§ **GIVEN TASK**: Make an exact copy of the entries, and keep any pictures out of it.

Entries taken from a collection
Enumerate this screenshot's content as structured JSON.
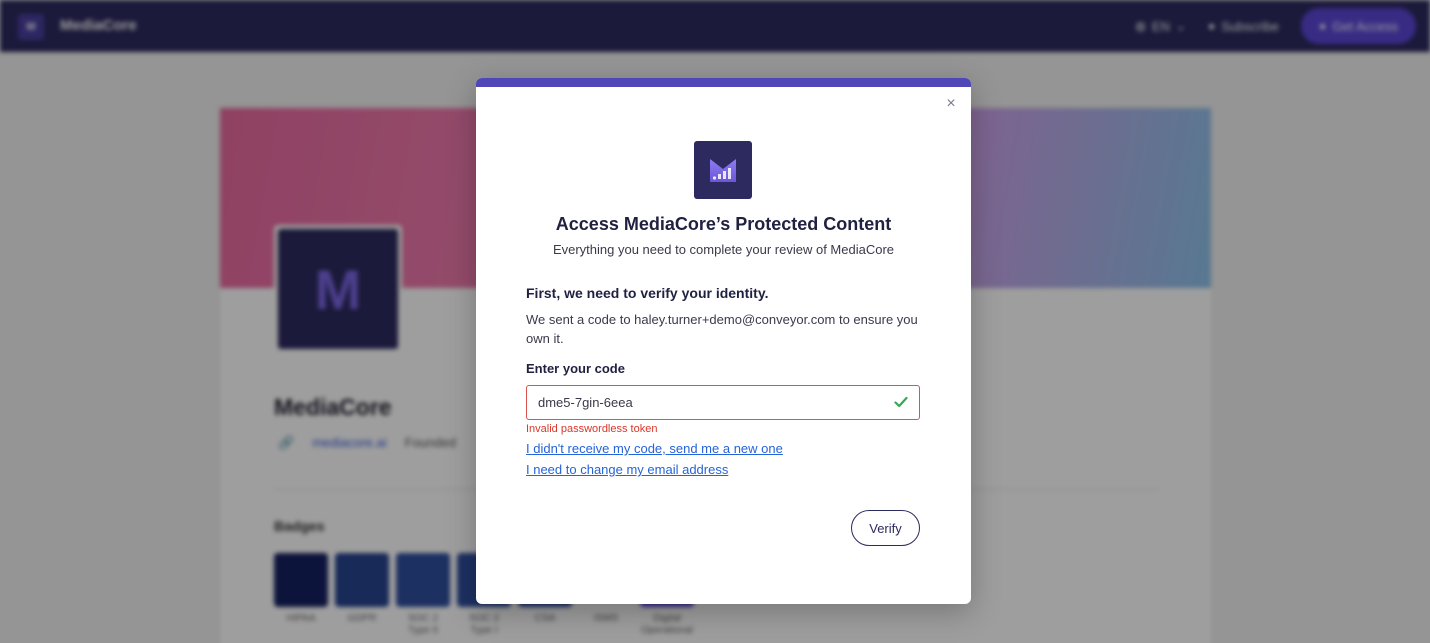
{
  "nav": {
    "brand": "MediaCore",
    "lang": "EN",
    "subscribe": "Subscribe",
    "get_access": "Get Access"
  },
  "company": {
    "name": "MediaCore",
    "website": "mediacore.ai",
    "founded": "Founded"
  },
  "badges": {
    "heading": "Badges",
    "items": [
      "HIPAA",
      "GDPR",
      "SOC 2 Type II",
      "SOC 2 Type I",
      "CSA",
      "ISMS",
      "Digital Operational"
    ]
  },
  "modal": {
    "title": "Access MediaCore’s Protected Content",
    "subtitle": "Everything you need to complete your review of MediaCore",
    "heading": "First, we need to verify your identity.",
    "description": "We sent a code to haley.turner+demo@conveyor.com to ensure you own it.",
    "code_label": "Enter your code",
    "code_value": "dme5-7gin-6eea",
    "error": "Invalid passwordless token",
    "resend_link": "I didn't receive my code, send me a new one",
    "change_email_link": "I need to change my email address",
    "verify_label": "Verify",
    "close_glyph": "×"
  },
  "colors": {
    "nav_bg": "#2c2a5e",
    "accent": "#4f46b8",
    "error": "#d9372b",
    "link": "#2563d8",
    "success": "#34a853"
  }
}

§ **FINAL RESULT**:
Enumerate this screenshot's content as structured JSON.
{
  "nav": {
    "brand": "MediaCore",
    "lang": "EN",
    "subscribe": "Subscribe",
    "get_access": "Get Access"
  },
  "company": {
    "name": "MediaCore",
    "website": "mediacore.ai",
    "founded": "Founded"
  },
  "badges": {
    "heading": "Badges",
    "items": [
      "HIPAA",
      "GDPR",
      "SOC 2 Type II",
      "SOC 2 Type I",
      "CSA",
      "ISMS",
      "Digital Operational"
    ]
  },
  "modal": {
    "title": "Access MediaCore’s Protected Content",
    "subtitle": "Everything you need to complete your review of MediaCore",
    "heading": "First, we need to verify your identity.",
    "description": "We sent a code to haley.turner+demo@conveyor.com to ensure you own it.",
    "code_label": "Enter your code",
    "code_value": "dme5-7gin-6eea",
    "error": "Invalid passwordless token",
    "resend_link": "I didn't receive my code, send me a new one",
    "change_email_link": "I need to change my email address",
    "verify_label": "Verify",
    "close_glyph": "×"
  },
  "colors": {
    "nav_bg": "#2c2a5e",
    "accent": "#4f46b8",
    "error": "#d9372b",
    "link": "#2563d8",
    "success": "#34a853"
  }
}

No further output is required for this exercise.